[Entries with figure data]
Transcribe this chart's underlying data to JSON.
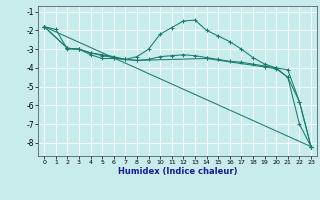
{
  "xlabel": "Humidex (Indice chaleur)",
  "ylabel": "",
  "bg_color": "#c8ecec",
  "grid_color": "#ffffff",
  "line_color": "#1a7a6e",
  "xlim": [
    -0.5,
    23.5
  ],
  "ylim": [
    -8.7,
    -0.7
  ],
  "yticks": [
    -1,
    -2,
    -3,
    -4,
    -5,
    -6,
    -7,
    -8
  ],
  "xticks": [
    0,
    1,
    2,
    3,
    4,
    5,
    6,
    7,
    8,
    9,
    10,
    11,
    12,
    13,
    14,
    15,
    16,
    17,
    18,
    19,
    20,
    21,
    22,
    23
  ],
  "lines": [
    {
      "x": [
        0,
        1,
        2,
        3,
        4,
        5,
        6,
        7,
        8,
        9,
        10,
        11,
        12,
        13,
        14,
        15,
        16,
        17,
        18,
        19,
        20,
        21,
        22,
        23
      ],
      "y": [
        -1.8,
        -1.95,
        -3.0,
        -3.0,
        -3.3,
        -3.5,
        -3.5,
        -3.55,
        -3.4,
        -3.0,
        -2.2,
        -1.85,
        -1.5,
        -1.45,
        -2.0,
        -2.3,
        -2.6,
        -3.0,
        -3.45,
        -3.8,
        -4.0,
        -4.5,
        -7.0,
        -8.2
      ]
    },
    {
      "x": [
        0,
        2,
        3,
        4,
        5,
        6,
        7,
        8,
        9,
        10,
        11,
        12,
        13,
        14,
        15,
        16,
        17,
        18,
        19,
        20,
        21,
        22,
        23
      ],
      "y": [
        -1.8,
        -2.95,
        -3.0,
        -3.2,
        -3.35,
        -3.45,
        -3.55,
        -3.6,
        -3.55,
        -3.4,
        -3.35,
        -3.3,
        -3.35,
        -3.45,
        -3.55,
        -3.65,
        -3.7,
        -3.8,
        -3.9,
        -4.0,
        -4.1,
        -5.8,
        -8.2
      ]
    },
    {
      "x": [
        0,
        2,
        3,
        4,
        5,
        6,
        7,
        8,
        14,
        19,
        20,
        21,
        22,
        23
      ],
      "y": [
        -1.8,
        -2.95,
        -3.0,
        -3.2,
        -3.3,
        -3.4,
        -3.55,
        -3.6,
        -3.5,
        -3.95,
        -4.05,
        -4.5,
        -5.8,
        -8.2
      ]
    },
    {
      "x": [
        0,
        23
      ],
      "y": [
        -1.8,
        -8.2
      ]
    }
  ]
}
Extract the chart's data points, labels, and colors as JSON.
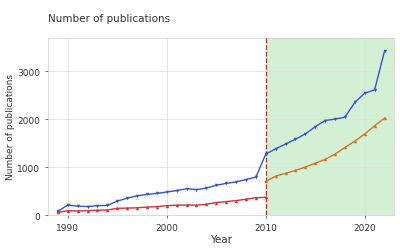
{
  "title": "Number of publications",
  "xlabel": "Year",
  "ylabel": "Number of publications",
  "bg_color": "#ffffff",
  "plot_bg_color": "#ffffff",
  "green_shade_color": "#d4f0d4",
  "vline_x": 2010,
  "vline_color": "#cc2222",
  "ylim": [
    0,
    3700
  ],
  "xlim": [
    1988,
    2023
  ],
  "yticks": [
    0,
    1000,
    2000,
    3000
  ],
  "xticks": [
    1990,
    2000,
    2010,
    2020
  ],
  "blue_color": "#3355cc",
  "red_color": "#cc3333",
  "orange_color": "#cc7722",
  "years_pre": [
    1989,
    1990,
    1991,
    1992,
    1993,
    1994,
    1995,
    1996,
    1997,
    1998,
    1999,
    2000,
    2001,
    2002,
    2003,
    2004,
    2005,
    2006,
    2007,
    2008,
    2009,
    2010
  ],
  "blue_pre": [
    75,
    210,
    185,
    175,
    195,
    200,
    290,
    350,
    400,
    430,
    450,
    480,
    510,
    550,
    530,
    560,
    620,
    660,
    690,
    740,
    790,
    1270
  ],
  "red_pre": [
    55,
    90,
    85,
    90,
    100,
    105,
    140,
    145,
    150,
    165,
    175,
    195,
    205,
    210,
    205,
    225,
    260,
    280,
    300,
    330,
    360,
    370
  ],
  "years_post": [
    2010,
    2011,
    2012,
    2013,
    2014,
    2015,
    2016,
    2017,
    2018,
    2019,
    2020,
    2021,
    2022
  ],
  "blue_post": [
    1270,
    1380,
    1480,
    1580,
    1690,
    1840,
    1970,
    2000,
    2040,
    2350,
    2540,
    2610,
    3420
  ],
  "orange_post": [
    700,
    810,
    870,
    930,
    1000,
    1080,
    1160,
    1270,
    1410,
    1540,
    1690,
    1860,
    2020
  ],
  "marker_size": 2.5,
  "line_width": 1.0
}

==

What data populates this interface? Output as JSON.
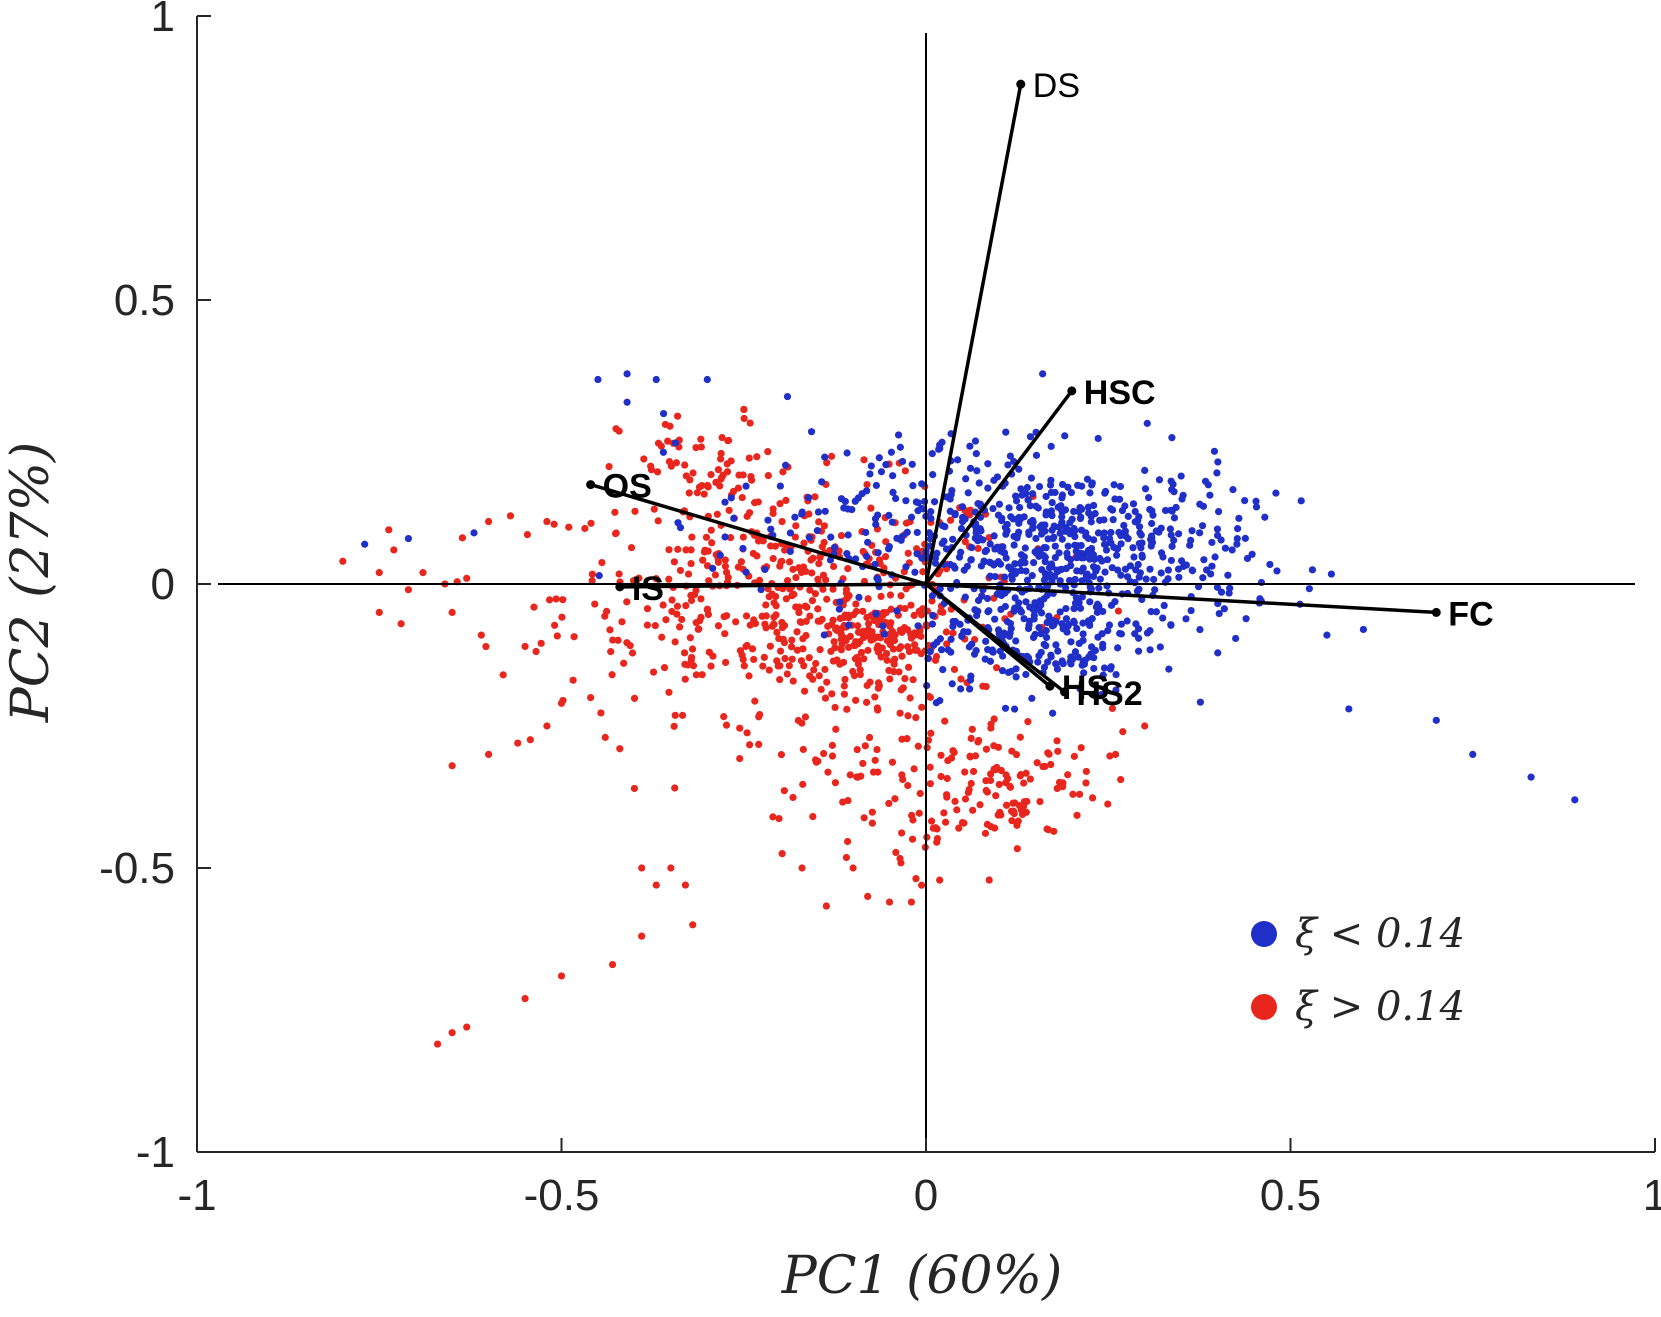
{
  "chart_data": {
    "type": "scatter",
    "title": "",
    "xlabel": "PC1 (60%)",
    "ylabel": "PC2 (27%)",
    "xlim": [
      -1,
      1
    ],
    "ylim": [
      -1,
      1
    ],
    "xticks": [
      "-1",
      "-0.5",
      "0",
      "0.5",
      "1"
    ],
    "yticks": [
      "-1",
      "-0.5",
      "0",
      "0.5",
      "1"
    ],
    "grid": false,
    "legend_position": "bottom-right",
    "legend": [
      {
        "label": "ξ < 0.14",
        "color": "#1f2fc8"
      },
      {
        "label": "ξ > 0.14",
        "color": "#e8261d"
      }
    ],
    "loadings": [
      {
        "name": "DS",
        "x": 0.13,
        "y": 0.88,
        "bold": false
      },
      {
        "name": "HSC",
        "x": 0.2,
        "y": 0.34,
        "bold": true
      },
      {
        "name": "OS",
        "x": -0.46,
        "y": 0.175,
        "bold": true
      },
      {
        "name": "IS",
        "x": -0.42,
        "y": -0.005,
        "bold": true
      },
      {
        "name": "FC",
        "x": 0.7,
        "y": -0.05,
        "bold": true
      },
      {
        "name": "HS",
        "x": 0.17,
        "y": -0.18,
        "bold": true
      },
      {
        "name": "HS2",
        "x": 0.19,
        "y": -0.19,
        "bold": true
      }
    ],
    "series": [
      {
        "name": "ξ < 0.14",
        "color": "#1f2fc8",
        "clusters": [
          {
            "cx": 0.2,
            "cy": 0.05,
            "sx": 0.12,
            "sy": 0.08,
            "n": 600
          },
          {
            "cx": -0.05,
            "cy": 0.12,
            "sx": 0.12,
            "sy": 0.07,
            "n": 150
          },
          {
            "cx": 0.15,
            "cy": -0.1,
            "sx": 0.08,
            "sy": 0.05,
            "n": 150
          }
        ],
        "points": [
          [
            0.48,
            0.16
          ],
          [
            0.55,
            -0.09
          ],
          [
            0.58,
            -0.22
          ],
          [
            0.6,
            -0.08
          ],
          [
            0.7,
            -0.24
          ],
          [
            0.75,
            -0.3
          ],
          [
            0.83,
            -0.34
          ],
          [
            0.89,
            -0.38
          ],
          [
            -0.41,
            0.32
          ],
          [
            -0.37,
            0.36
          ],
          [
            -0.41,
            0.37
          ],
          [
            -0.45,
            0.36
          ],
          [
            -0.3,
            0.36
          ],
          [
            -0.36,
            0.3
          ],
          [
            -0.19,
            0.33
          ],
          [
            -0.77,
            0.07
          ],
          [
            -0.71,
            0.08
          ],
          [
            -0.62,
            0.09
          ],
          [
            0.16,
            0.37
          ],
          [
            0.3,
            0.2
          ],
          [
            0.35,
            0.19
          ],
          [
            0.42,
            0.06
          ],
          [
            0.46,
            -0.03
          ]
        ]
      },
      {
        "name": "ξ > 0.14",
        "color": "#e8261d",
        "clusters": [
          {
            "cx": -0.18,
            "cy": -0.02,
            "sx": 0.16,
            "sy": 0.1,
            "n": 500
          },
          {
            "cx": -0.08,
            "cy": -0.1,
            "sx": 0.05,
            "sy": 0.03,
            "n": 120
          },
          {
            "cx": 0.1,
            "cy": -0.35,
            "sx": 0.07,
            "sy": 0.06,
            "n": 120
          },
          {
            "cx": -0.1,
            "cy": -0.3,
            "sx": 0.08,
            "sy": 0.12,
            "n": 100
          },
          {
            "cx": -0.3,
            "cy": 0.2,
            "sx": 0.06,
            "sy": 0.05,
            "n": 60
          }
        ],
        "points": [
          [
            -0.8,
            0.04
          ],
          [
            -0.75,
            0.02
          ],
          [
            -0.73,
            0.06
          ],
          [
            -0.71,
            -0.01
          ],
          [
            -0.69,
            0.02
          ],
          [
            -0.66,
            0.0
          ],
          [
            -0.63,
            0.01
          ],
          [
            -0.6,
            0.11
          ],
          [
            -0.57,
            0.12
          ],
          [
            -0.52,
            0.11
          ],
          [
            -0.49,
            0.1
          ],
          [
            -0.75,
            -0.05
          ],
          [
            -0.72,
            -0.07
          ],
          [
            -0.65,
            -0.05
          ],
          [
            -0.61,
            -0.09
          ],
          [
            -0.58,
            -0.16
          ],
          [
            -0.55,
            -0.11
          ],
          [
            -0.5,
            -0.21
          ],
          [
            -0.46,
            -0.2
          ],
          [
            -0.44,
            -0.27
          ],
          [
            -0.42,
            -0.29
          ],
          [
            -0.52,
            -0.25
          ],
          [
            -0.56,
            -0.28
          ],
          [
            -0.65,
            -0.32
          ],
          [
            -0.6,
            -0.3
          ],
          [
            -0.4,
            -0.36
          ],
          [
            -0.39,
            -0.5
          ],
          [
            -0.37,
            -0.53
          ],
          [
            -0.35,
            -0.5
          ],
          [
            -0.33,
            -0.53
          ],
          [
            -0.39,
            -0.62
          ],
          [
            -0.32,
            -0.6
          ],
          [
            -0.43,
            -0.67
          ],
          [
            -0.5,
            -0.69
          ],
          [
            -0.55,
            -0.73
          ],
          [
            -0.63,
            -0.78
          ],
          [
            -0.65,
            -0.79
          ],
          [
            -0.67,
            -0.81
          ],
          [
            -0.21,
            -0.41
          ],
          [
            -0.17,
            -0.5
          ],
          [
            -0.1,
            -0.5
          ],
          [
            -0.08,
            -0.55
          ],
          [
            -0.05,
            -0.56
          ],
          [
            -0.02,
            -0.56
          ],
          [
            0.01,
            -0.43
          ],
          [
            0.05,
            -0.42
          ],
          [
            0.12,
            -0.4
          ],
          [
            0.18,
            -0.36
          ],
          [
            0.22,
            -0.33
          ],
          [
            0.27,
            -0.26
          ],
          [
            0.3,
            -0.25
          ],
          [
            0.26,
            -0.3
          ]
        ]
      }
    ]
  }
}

==

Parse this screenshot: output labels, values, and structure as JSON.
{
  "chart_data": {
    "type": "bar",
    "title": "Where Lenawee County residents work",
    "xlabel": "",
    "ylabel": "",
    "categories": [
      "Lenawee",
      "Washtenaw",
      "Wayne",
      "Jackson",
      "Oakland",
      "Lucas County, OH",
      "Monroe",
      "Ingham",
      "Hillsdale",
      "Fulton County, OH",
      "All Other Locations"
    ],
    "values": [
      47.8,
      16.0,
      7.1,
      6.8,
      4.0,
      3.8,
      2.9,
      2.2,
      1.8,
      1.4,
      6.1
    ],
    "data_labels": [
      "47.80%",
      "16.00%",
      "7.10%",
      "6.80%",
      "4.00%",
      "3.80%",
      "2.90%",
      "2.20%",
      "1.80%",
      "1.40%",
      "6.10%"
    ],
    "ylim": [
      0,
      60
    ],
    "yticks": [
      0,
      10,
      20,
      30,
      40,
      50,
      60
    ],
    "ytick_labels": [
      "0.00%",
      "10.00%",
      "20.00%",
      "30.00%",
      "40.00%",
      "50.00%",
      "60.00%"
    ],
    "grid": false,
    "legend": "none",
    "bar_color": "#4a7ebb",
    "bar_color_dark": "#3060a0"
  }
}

* Written instruction
The lines to collect are those holding the string "Lenawee"; copy them all.

* Exercise solution
    "title": "Where Lenawee County residents work",
      "Lenawee",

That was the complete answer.